SET TASK ▸ Return each line of the records holding the string "vehicle".

[Extracted records]
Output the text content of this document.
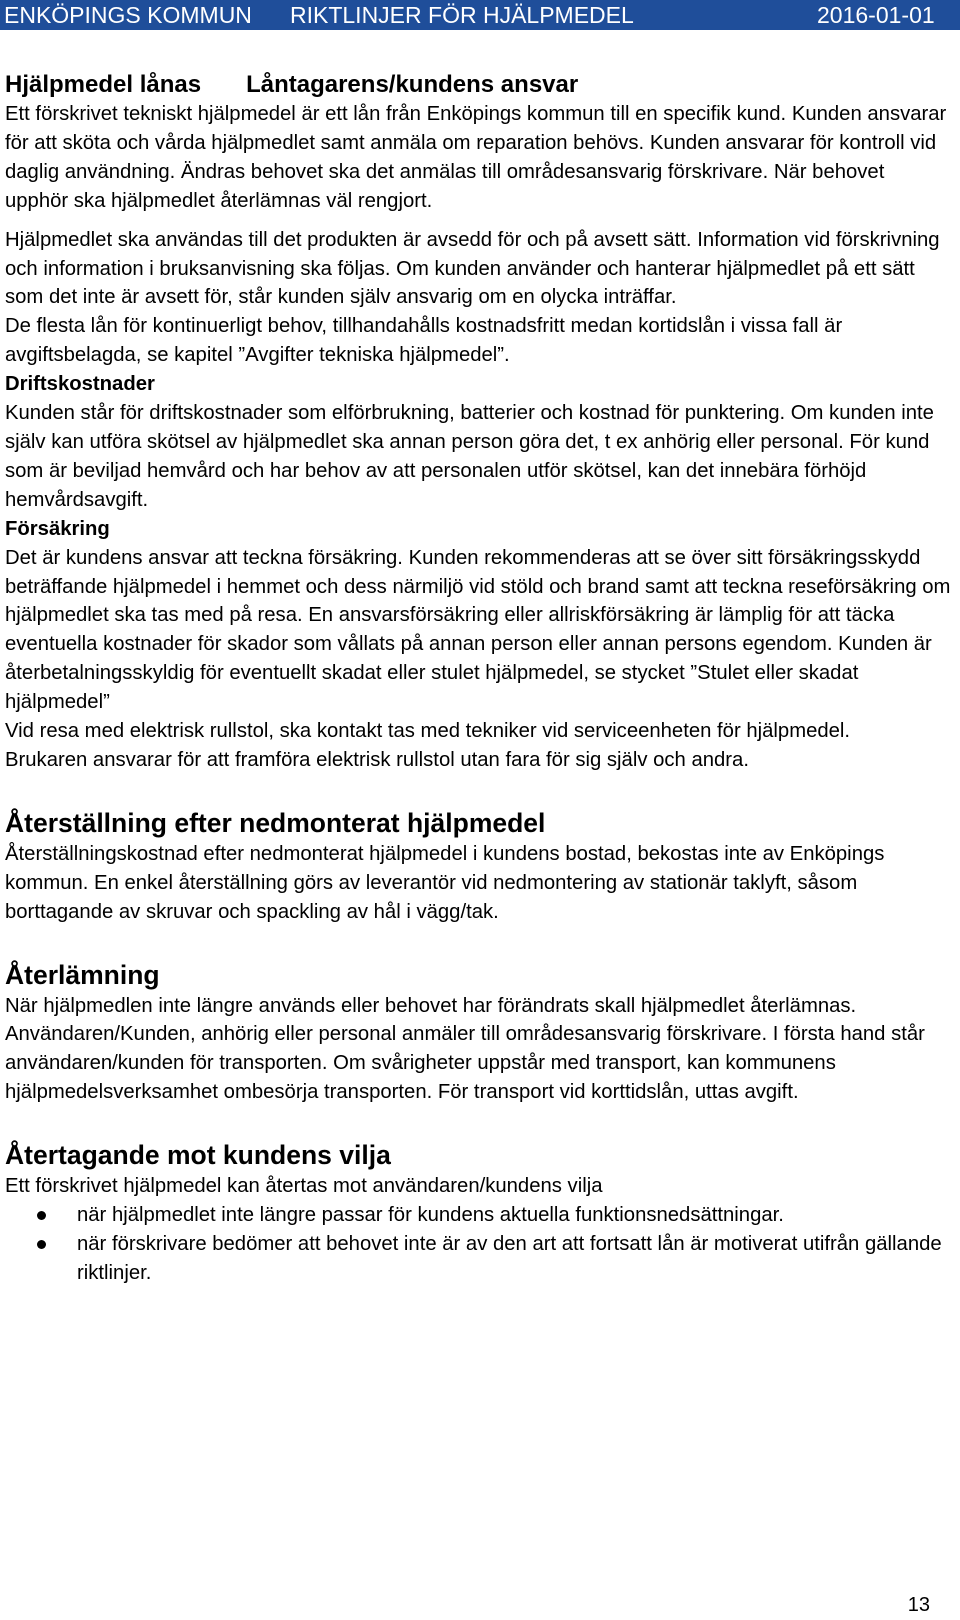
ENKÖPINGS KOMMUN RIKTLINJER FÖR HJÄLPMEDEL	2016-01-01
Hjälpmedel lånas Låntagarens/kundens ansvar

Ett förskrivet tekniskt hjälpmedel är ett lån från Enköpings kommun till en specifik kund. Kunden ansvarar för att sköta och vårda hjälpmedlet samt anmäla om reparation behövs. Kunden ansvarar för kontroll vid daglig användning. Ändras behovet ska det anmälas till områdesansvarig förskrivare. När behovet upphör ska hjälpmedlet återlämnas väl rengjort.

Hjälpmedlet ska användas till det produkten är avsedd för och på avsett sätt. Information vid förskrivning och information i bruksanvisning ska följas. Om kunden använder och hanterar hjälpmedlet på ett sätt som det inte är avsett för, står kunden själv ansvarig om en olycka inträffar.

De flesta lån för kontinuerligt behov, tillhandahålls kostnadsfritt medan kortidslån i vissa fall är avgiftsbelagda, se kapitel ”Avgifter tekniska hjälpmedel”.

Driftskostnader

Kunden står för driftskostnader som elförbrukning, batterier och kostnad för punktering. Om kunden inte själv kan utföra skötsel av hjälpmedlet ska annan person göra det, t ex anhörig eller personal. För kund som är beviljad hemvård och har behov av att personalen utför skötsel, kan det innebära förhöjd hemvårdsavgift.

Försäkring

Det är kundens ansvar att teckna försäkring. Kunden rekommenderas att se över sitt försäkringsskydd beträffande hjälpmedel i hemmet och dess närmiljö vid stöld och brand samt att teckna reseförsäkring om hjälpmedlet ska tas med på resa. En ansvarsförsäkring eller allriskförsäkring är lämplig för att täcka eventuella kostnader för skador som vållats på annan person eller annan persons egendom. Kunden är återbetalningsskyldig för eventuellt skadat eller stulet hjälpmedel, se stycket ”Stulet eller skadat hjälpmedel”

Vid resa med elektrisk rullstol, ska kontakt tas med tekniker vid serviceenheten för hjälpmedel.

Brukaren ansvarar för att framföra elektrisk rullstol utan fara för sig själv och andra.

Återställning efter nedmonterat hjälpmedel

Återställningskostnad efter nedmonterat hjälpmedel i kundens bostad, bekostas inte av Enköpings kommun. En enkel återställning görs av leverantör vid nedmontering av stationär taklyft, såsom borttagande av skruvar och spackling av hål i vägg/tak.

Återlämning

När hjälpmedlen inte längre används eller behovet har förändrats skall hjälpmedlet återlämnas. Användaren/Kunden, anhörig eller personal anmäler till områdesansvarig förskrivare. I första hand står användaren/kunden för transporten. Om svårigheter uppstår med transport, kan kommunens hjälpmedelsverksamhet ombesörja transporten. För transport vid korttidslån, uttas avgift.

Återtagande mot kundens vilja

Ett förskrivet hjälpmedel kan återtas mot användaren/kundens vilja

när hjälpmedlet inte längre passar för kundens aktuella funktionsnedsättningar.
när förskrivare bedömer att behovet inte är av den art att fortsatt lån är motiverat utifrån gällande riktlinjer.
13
==
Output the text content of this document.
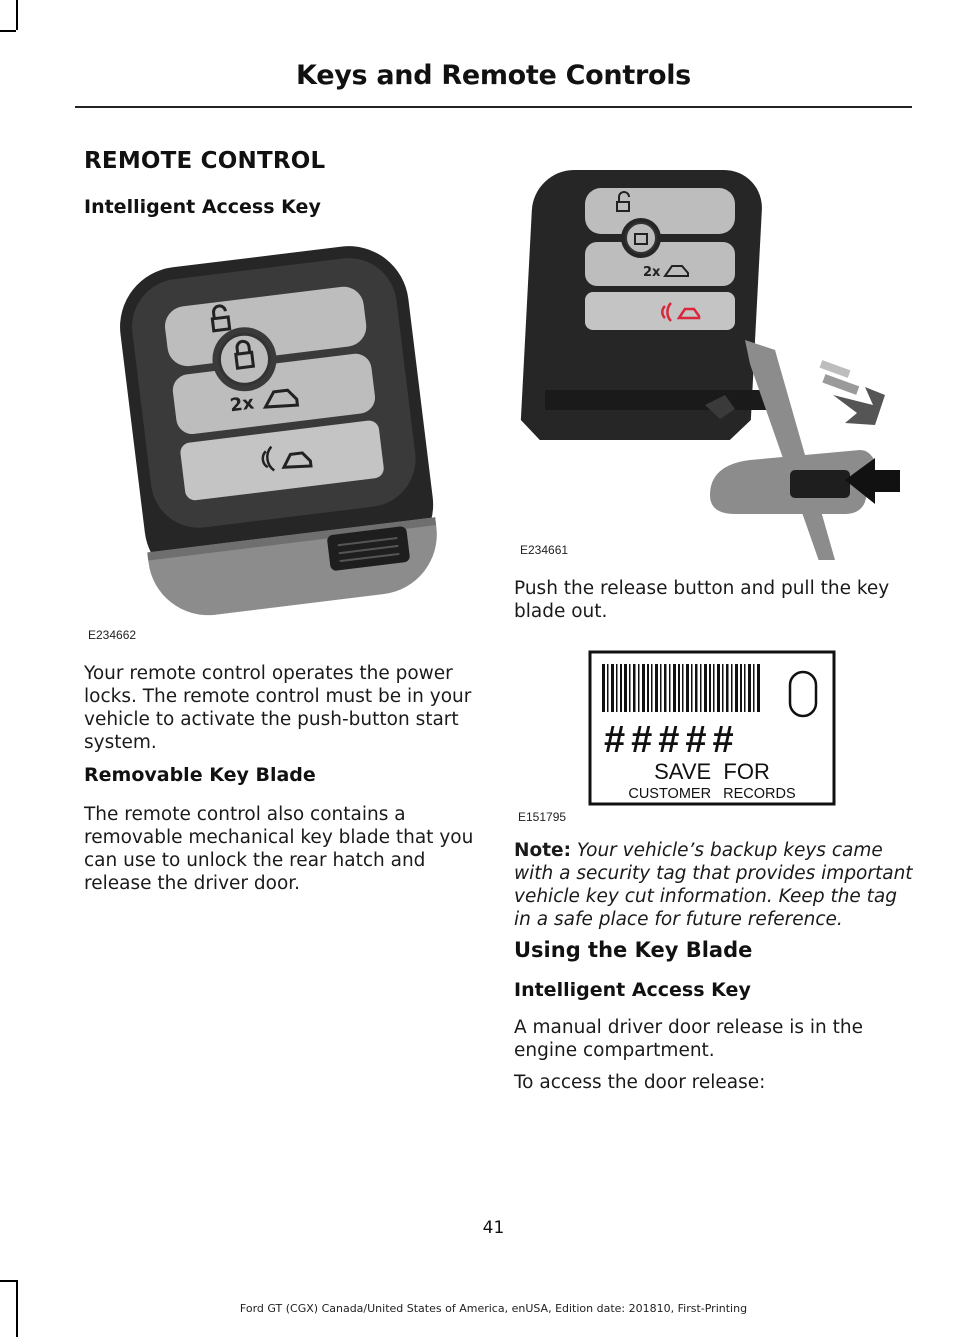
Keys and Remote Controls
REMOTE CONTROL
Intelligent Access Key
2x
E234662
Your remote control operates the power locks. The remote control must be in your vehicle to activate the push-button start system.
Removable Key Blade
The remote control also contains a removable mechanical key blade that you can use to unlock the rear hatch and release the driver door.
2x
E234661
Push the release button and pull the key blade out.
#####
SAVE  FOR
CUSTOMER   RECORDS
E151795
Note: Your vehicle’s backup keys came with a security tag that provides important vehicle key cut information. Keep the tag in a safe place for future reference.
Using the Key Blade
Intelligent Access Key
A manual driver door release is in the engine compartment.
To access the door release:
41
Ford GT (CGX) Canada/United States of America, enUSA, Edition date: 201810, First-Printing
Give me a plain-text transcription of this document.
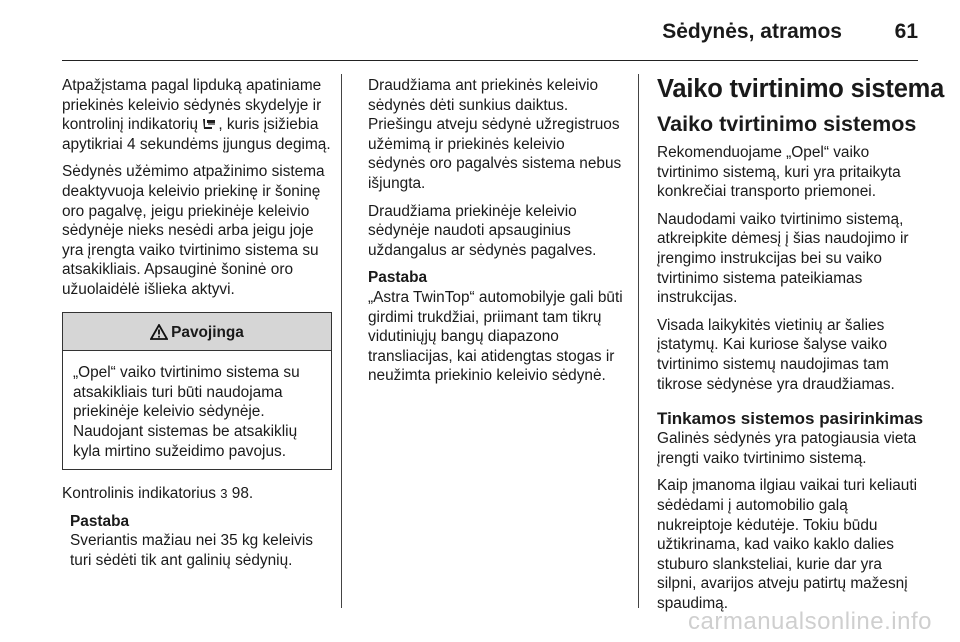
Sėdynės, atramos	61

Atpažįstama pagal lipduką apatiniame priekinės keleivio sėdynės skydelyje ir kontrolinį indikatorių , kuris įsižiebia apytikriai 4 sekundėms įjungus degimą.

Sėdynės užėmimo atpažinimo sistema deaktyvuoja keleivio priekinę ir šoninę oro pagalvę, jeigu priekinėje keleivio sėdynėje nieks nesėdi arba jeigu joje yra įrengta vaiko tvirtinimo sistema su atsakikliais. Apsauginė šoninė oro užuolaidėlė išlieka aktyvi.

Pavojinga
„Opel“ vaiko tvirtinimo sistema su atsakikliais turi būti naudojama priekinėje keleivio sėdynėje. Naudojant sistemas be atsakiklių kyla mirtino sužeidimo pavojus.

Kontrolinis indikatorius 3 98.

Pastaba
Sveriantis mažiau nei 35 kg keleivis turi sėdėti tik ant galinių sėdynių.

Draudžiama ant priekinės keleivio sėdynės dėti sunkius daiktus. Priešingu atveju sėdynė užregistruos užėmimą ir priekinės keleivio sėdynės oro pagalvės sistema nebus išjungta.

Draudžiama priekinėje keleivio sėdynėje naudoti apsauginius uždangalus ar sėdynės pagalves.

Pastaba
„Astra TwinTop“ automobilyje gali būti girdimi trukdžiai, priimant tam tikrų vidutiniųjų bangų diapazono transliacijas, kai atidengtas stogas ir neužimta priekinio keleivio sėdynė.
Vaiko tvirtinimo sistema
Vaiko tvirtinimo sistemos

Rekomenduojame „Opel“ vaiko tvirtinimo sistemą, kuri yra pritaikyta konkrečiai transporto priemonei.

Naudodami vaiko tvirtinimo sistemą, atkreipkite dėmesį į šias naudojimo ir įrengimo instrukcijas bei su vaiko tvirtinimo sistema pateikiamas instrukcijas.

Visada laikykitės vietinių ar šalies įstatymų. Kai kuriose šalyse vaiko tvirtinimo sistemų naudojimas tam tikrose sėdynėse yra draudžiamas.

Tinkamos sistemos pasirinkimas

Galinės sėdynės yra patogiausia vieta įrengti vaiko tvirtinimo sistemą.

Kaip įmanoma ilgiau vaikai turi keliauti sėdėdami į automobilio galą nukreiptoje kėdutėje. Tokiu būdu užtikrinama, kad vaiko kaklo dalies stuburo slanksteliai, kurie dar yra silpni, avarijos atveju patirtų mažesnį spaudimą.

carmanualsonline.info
==
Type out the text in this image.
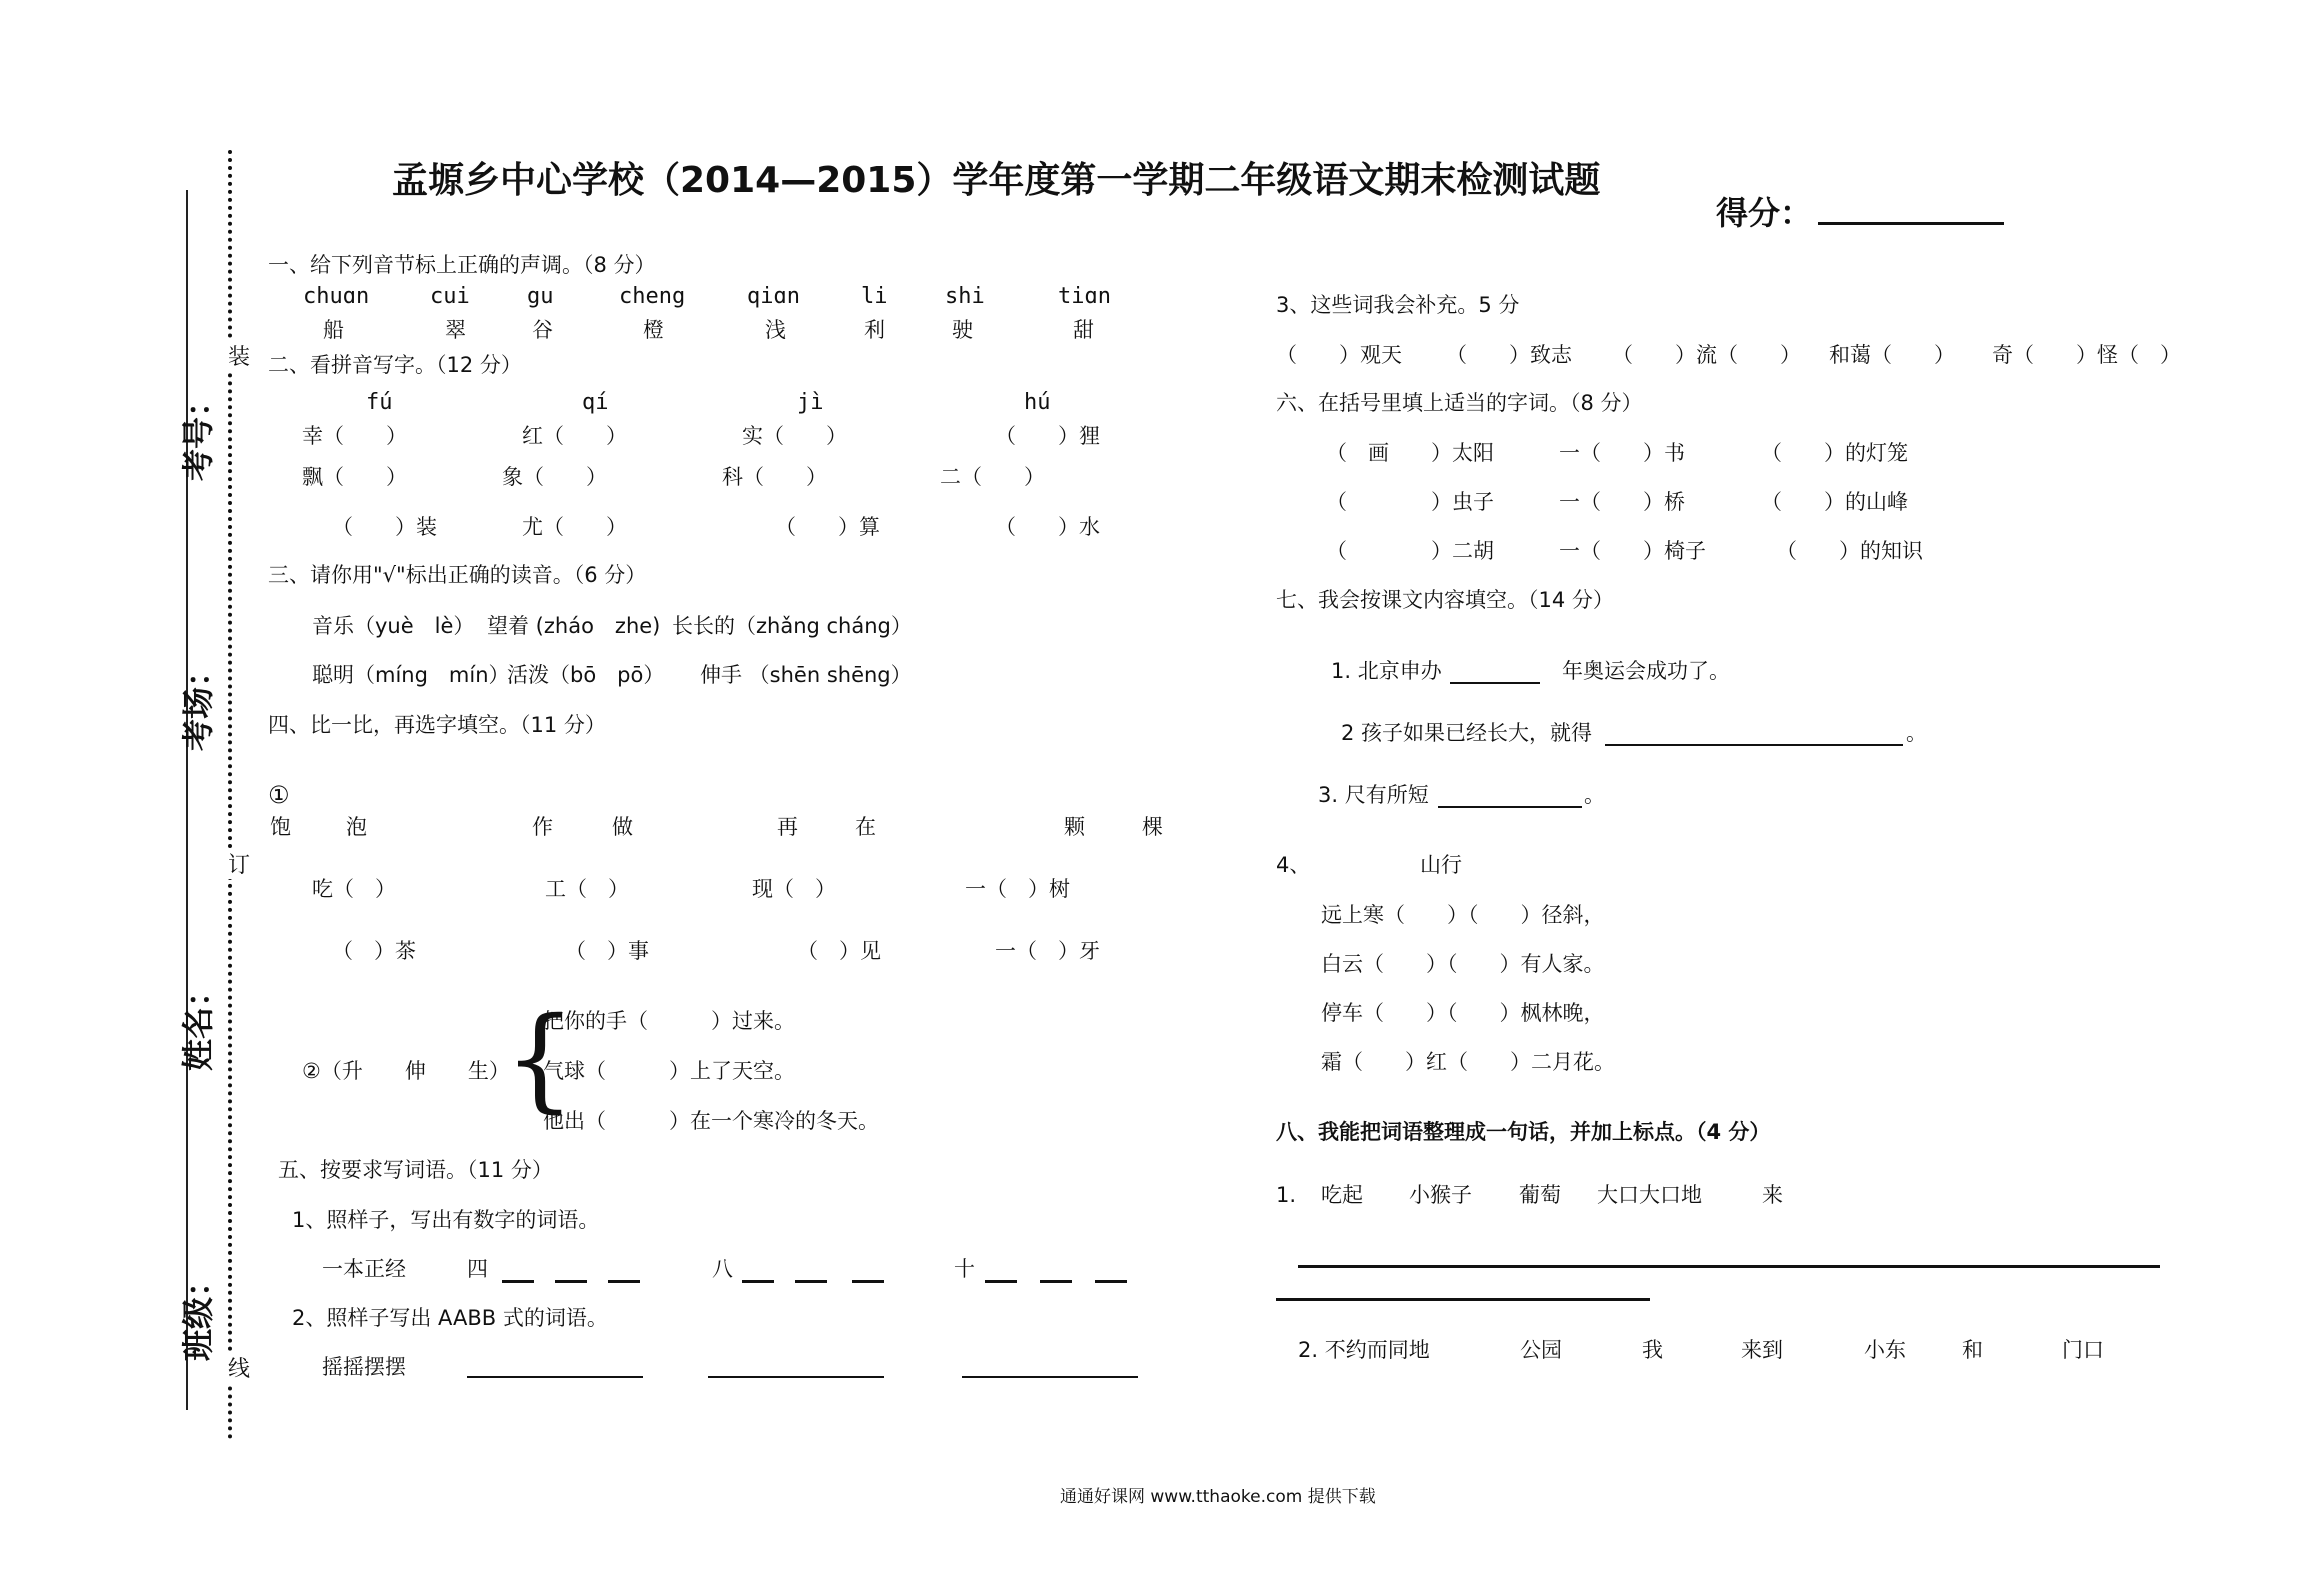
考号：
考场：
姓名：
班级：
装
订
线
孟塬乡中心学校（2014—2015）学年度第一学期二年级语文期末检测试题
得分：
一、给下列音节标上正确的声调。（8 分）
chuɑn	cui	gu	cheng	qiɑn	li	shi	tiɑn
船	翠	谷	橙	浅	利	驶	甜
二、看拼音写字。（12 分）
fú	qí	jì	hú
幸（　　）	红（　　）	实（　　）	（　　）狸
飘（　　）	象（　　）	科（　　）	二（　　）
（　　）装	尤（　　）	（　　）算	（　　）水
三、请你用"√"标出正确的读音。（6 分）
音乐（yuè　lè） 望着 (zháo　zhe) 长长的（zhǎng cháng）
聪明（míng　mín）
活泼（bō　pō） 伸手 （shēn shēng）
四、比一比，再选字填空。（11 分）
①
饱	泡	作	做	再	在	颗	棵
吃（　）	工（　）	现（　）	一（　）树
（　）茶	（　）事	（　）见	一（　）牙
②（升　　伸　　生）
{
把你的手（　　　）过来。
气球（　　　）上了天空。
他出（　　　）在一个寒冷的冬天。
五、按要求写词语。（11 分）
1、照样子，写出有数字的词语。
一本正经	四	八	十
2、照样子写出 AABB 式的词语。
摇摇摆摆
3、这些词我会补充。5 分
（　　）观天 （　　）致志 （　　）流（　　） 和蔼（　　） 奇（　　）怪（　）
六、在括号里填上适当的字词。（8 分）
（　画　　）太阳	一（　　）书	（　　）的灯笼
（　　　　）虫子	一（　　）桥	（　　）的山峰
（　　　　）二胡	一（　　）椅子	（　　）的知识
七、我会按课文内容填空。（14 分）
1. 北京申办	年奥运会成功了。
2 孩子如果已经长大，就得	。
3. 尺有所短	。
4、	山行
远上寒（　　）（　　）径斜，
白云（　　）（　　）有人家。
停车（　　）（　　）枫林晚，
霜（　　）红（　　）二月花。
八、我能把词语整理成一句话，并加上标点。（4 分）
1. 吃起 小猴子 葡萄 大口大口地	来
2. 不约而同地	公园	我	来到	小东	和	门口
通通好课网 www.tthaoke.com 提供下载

ANSWER TO THIS PROBLEM ▸
Your remote control operates the power locks. The remote control must be in your vehicle to activate the push-button start system.
Note: Your vehicle’s backup keys came with a security tag that provides important vehicle key cut information. Keep the tag in a safe place for future reference.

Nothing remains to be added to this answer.